RECORDS TO PROCESS:
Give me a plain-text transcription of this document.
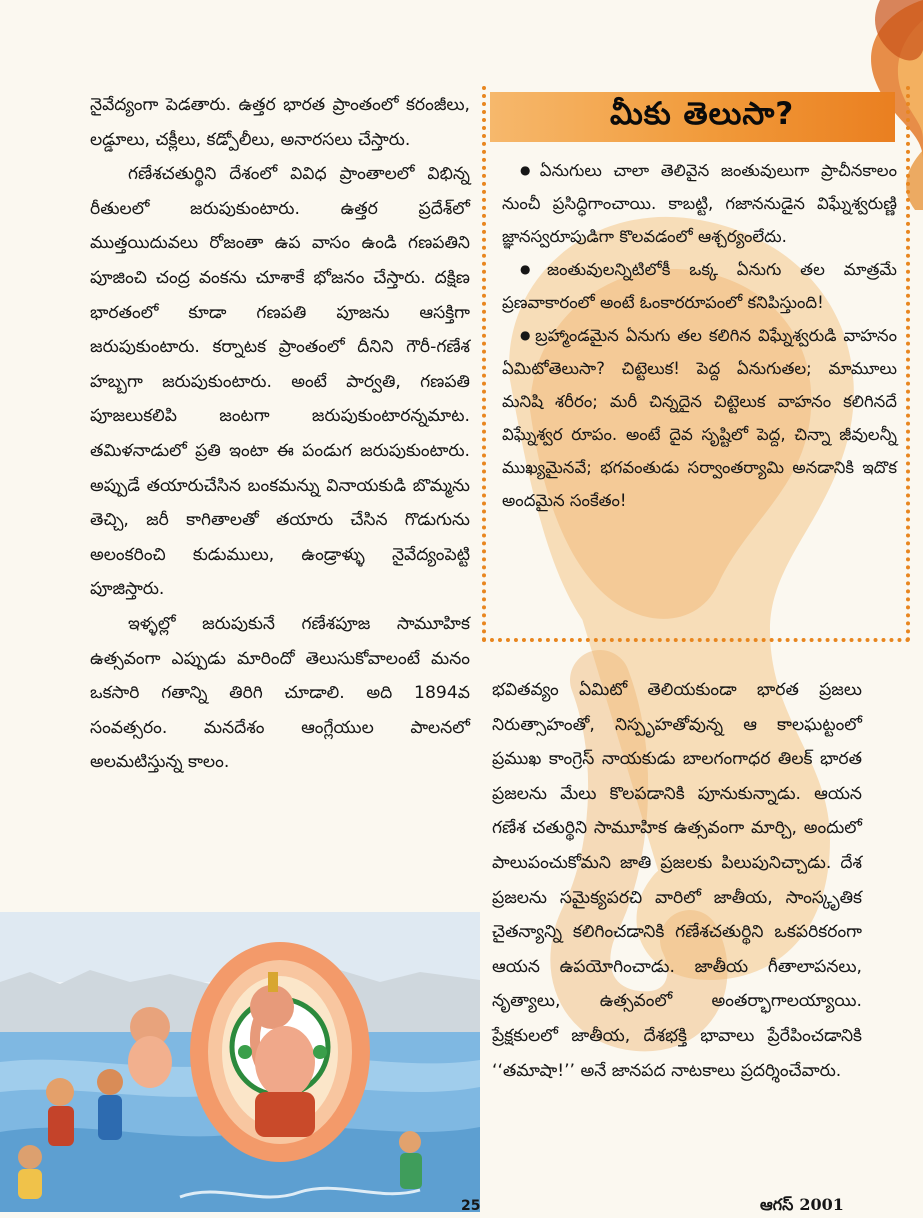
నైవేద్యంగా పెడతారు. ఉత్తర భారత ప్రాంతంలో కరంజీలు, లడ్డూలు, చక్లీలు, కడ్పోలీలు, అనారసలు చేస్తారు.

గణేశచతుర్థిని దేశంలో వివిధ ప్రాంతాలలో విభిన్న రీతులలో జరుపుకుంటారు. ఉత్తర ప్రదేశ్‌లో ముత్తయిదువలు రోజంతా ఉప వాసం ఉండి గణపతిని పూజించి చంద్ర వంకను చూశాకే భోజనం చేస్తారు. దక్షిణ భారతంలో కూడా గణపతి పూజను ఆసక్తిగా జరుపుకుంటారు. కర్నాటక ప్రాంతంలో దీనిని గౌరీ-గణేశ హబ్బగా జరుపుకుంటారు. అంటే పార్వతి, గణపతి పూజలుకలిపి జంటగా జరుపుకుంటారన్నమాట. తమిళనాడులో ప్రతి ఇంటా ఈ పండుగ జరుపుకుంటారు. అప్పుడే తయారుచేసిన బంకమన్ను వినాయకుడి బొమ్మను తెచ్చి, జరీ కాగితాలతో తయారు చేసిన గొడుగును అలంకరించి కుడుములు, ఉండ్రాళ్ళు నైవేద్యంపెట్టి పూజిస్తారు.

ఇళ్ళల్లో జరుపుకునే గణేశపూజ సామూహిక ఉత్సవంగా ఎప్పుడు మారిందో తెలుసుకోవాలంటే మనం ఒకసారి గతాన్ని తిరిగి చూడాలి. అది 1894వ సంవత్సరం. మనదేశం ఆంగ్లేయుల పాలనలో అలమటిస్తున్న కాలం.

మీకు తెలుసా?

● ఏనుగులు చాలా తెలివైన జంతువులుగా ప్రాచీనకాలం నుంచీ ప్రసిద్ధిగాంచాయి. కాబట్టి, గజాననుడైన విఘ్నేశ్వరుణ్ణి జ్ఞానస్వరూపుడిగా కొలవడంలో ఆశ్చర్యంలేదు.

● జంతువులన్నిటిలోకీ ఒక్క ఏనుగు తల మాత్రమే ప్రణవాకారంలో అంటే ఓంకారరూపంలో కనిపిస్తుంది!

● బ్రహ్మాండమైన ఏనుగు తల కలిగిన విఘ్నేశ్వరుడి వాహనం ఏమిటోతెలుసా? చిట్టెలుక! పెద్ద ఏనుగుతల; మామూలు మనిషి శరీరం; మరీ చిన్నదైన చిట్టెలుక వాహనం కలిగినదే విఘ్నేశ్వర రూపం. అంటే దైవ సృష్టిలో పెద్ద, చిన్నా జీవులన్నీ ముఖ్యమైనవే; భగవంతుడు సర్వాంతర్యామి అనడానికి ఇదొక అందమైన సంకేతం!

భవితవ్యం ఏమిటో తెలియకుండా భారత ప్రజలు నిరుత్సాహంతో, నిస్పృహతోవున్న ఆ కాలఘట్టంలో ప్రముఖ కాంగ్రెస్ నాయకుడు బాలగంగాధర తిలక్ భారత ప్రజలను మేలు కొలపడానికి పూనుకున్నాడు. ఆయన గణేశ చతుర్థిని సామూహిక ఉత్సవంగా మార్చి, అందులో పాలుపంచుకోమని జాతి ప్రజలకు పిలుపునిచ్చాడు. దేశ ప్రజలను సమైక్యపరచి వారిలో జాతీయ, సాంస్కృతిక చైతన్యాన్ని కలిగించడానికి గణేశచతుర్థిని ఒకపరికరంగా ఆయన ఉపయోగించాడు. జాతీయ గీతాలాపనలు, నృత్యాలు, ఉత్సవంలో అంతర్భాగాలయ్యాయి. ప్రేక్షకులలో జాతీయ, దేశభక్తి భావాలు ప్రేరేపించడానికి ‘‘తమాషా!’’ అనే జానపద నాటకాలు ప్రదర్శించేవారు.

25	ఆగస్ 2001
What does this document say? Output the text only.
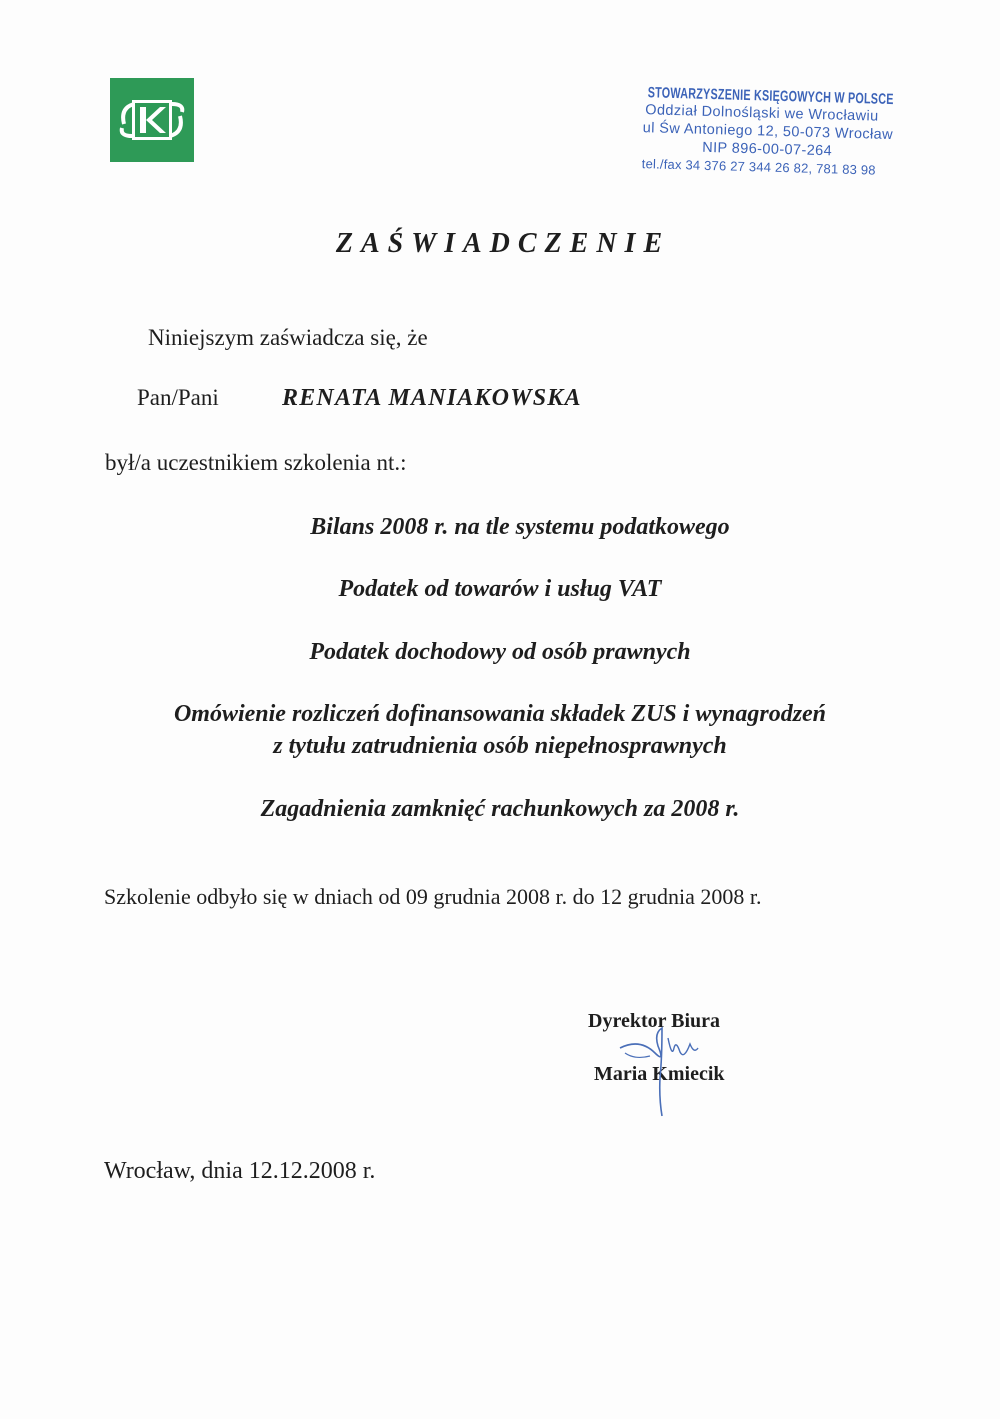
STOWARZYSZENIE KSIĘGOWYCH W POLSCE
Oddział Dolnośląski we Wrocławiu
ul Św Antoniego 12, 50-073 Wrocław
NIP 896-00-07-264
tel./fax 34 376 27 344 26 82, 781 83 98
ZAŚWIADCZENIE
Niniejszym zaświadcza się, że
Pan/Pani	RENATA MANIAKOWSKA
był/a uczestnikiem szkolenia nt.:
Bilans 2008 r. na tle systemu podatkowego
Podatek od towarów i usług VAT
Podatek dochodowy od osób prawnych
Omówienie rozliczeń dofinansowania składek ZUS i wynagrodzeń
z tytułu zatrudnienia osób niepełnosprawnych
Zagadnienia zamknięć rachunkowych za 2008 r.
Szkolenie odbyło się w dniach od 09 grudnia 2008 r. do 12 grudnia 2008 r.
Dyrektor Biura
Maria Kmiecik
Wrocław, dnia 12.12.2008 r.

TASK TO COMPLETE: Reproduce every entry word for word, but omit the pictures.

EXPECTED ANSWER:
Give me a plain-text transcription of this document.
నైవేద్యంగా పెడతారు. ఉత్తర భారత ప్రాంతంలో కరంజీలు, లడ్డూలు, చక్లీలు, కడ్పోలీలు, అనారసలు చేస్తారు.

గణేశచతుర్థిని దేశంలో వివిధ ప్రాంతాలలో విభిన్న రీతులలో జరుపుకుంటారు. ఉత్తర ప్రదేశ్‌లో ముత్తయిదువలు రోజంతా ఉప వాసం ఉండి గణపతిని పూజించి చంద్ర వంకను చూశాకే భోజనం చేస్తారు. దక్షిణ భారతంలో కూడా గణపతి పూజను ఆసక్తిగా జరుపుకుంటారు. కర్నాటక ప్రాంతంలో దీనిని గౌరీ-గణేశ హబ్బగా జరుపుకుంటారు. అంటే పార్వతి, గణపతి పూజలుకలిపి జంటగా జరుపుకుంటారన్నమాట. తమిళనాడులో ప్రతి ఇంటా ఈ పండుగ జరుపుకుంటారు. అప్పుడే తయారుచేసిన బంకమన్ను వినాయకుడి బొమ్మను తెచ్చి, జరీ కాగితాలతో తయారు చేసిన గొడుగును అలంకరించి కుడుములు, ఉండ్రాళ్ళు నైవేద్యంపెట్టి పూజిస్తారు.

ఇళ్ళల్లో జరుపుకునే గణేశపూజ సామూహిక ఉత్సవంగా ఎప్పుడు మారిందో తెలుసుకోవాలంటే మనం ఒకసారి గతాన్ని తిరిగి చూడాలి. అది 1894వ సంవత్సరం. మనదేశం ఆంగ్లేయుల పాలనలో అలమటిస్తున్న కాలం.

మీకు తెలుసా?

● ఏనుగులు చాలా తెలివైన జంతువులుగా ప్రాచీనకాలం నుంచీ ప్రసిద్ధిగాంచాయి. కాబట్టి, గజాననుడైన విఘ్నేశ్వరుణ్ణి జ్ఞానస్వరూపుడిగా కొలవడంలో ఆశ్చర్యంలేదు.

● జంతువులన్నిటిలోకీ ఒక్క ఏనుగు తల మాత్రమే ప్రణవాకారంలో అంటే ఓంకారరూపంలో కనిపిస్తుంది!

● బ్రహ్మాండమైన ఏనుగు తల కలిగిన విఘ్నేశ్వరుడి వాహనం ఏమిటోతెలుసా? చిట్టెలుక! పెద్ద ఏనుగుతల; మామూలు మనిషి శరీరం; మరీ చిన్నదైన చిట్టెలుక వాహనం కలిగినదే విఘ్నేశ్వర రూపం. అంటే దైవ సృష్టిలో పెద్ద, చిన్నా జీవులన్నీ ముఖ్యమైనవే; భగవంతుడు సర్వాంతర్యామి అనడానికి ఇదొక అందమైన సంకేతం!

భవితవ్యం ఏమిటో తెలియకుండా భారత ప్రజలు నిరుత్సాహంతో, నిస్పృహతోవున్న ఆ కాలఘట్టంలో ప్రముఖ కాంగ్రెస్ నాయకుడు బాలగంగాధర తిలక్ భారత ప్రజలను మేలు కొలపడానికి పూనుకున్నాడు. ఆయన గణేశ చతుర్థిని సామూహిక ఉత్సవంగా మార్చి, అందులో పాలుపంచుకోమని జాతి ప్రజలకు పిలుపునిచ్చాడు. దేశ ప్రజలను సమైక్యపరచి వారిలో జాతీయ, సాంస్కృతిక చైతన్యాన్ని కలిగించడానికి గణేశచతుర్థిని ఒకపరికరంగా ఆయన ఉపయోగించాడు. జాతీయ గీతాలాపనలు, నృత్యాలు, ఉత్సవంలో అంతర్భాగాలయ్యాయి. ప్రేక్షకులలో జాతీయ, దేశభక్తి భావాలు ప్రేరేపించడానికి ‘‘తమాషా!’’ అనే జానపద నాటకాలు ప్రదర్శించేవారు.

25	ఆగస్ 2001
What does this document say? Output the text only.
STOWARZYSZENIE KSIĘGOWYCH W POLSCE
Oddział Dolnośląski we Wrocławiu
ul Św Antoniego 12, 50-073 Wrocław
NIP 896-00-07-264
tel./fax 34 376 27 344 26 82, 781 83 98
ZAŚWIADCZENIE
Niniejszym zaświadcza się, że
Pan/Pani	RENATA MANIAKOWSKA
był/a uczestnikiem szkolenia nt.:
Bilans 2008 r. na tle systemu podatkowego
Podatek od towarów i usług VAT
Podatek dochodowy od osób prawnych
Omówienie rozliczeń dofinansowania składek ZUS i wynagrodzeń
z tytułu zatrudnienia osób niepełnosprawnych
Zagadnienia zamknięć rachunkowych za 2008 r.
Szkolenie odbyło się w dniach od 09 grudnia 2008 r. do 12 grudnia 2008 r.
Dyrektor Biura
Maria Kmiecik
Wrocław, dnia 12.12.2008 r.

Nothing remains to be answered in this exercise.